● Short problem: Copy these recorded data exactly, line for line, but omit the pictures from your answer.

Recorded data
══════════

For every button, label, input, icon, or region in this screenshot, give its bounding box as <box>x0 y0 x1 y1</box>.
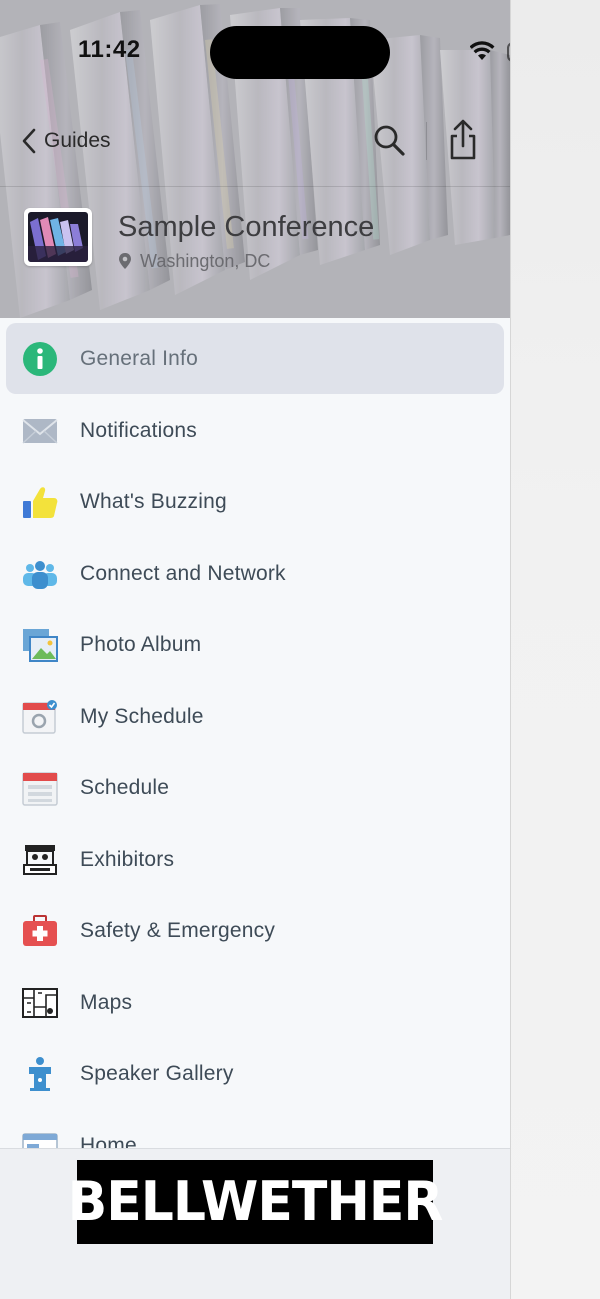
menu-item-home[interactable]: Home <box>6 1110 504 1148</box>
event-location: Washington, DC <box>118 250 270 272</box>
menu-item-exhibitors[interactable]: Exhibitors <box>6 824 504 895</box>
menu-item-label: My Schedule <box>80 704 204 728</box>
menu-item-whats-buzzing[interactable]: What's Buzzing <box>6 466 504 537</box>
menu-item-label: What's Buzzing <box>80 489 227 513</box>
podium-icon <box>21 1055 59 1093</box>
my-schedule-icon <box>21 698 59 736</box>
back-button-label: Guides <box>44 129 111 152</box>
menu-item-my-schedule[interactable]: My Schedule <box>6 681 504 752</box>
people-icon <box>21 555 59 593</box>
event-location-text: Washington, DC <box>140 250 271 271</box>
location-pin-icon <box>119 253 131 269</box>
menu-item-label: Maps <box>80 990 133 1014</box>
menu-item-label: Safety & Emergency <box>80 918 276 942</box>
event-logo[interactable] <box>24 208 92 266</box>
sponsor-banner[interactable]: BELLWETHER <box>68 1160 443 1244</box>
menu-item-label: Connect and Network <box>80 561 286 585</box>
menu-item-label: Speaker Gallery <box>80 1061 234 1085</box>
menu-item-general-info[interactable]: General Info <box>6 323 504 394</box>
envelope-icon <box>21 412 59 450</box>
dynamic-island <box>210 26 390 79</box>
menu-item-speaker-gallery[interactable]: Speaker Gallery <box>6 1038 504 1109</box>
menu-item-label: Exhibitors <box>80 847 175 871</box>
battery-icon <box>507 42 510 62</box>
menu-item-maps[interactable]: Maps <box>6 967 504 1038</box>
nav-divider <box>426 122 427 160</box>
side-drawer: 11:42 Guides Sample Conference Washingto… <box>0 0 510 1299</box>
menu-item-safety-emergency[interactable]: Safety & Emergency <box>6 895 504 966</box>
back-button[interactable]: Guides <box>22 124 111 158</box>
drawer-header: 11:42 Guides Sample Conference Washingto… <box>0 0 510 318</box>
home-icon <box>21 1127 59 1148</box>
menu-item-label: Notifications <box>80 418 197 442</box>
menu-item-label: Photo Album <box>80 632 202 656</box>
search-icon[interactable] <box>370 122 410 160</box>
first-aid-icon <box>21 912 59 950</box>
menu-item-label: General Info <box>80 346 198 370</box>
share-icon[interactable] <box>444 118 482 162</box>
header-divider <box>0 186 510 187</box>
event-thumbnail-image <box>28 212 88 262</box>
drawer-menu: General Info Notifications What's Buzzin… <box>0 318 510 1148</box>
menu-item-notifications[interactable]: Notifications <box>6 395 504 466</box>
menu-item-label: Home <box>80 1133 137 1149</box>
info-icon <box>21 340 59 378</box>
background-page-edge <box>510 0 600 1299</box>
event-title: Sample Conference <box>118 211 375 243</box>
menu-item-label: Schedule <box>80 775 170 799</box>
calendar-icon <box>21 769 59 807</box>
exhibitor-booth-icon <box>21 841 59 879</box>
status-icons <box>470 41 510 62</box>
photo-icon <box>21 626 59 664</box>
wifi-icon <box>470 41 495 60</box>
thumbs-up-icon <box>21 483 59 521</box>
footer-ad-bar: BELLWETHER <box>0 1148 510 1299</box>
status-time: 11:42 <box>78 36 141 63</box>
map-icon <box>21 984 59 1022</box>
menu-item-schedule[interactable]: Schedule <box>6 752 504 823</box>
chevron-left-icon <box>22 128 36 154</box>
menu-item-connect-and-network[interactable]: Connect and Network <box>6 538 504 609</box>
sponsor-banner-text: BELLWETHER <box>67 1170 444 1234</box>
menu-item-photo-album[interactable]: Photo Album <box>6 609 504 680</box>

══════════

● Solution below:
For every button, label, input, icon, or region in this screenshot, give its bounding box as <box>x0 y0 x1 y1</box>.
menu-item-home[interactable]: Home <box>6 1110 504 1148</box>
event-location: Washington, DC <box>118 250 270 272</box>
menu-item-exhibitors[interactable]: Exhibitors <box>6 824 504 895</box>
menu-item-label: My Schedule <box>80 704 204 728</box>
menu-item-whats-buzzing[interactable]: What's Buzzing <box>6 466 504 537</box>
menu-item-label: What's Buzzing <box>80 489 227 513</box>
podium-icon <box>21 1055 59 1093</box>
my-schedule-icon <box>21 698 59 736</box>
back-button-label: Guides <box>44 129 111 152</box>
menu-item-my-schedule[interactable]: My Schedule <box>6 681 504 752</box>
people-icon <box>21 555 59 593</box>
event-location-text: Washington, DC <box>140 250 271 271</box>
location-pin-icon <box>119 253 131 269</box>
menu-item-label: Maps <box>80 990 133 1014</box>
menu-item-label: Safety & Emergency <box>80 918 276 942</box>
event-logo[interactable] <box>24 208 92 266</box>
sponsor-banner[interactable]: BELLWETHER <box>68 1160 443 1244</box>
menu-item-label: Connect and Network <box>80 561 286 585</box>
menu-item-label: Speaker Gallery <box>80 1061 234 1085</box>
menu-item-general-info[interactable]: General Info <box>6 323 504 394</box>
envelope-icon <box>21 412 59 450</box>
dynamic-island <box>210 26 390 79</box>
menu-item-speaker-gallery[interactable]: Speaker Gallery <box>6 1038 504 1109</box>
menu-item-label: Exhibitors <box>80 847 175 871</box>
battery-icon <box>507 42 510 62</box>
menu-item-maps[interactable]: Maps <box>6 967 504 1038</box>
nav-divider <box>426 122 427 160</box>
side-drawer: 11:42 Guides Sample Conference Washingto… <box>0 0 510 1299</box>
menu-item-safety-emergency[interactable]: Safety & Emergency <box>6 895 504 966</box>
back-button[interactable]: Guides <box>22 124 111 158</box>
drawer-header: 11:42 Guides Sample Conference Washingto… <box>0 0 510 318</box>
home-icon <box>21 1127 59 1148</box>
menu-item-label: Notifications <box>80 418 197 442</box>
menu-item-label: Photo Album <box>80 632 202 656</box>
search-icon[interactable] <box>370 122 410 160</box>
first-aid-icon <box>21 912 59 950</box>
menu-item-label: General Info <box>80 346 198 370</box>
share-icon[interactable] <box>444 118 482 162</box>
header-divider <box>0 186 510 187</box>
event-thumbnail-image <box>28 212 88 262</box>
drawer-menu: General Info Notifications What's Buzzin… <box>0 318 510 1148</box>
menu-item-notifications[interactable]: Notifications <box>6 395 504 466</box>
menu-item-label: Home <box>80 1133 137 1149</box>
info-icon <box>21 340 59 378</box>
background-page-edge <box>510 0 600 1299</box>
event-title: Sample Conference <box>118 211 375 243</box>
menu-item-label: Schedule <box>80 775 170 799</box>
calendar-icon <box>21 769 59 807</box>
exhibitor-booth-icon <box>21 841 59 879</box>
status-icons <box>470 41 510 62</box>
photo-icon <box>21 626 59 664</box>
wifi-icon <box>470 41 495 60</box>
thumbs-up-icon <box>21 483 59 521</box>
footer-ad-bar: BELLWETHER <box>0 1148 510 1299</box>
status-time: 11:42 <box>78 36 141 63</box>
map-icon <box>21 984 59 1022</box>
menu-item-schedule[interactable]: Schedule <box>6 752 504 823</box>
chevron-left-icon <box>22 128 36 154</box>
menu-item-connect-and-network[interactable]: Connect and Network <box>6 538 504 609</box>
sponsor-banner-text: BELLWETHER <box>67 1170 444 1234</box>
menu-item-photo-album[interactable]: Photo Album <box>6 609 504 680</box>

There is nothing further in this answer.